-------- Given records --------

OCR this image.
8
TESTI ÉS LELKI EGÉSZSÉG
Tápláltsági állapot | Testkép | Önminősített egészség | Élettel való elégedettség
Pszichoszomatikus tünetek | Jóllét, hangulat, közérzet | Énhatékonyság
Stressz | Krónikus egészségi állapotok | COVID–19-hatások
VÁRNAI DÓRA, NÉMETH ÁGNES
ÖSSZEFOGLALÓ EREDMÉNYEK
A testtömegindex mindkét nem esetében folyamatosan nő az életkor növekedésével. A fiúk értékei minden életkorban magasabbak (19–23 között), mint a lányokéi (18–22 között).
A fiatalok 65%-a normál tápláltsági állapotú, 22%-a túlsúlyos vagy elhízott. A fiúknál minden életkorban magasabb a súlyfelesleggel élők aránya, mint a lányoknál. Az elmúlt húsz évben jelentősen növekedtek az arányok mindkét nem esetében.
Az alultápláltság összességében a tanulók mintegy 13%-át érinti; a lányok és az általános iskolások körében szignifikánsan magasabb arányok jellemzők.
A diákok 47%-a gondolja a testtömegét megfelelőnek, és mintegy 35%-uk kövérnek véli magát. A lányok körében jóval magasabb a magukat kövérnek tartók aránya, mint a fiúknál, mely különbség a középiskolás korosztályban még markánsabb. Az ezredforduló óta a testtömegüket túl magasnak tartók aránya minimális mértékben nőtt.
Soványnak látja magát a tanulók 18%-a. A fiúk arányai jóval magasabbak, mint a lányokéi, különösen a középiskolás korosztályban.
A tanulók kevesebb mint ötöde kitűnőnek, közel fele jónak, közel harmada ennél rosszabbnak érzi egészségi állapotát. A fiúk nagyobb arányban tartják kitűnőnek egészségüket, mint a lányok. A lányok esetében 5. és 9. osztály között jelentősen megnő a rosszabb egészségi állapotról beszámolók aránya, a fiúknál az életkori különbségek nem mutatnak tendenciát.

--------

__Written request__. Gather from the records above every line containing the string "korosztályban".

__Written reply__.
A diákok 47%-a gondolja a testtömegét megfelelőnek, és mintegy 35%-uk kövérnek véli magát. A lányok körében jóval magasabb a magukat kövérnek tartók aránya, mint a fiúknál, mely különbség a középiskolás korosztályban még markánsabb. Az ezredforduló óta a testtömegüket túl magasnak tartók aránya minimális mértékben nőtt.
Soványnak látja magát a tanulók 18%-a. A fiúk arányai jóval magasabbak, mint a lányokéi, különösen a középiskolás korosztályban.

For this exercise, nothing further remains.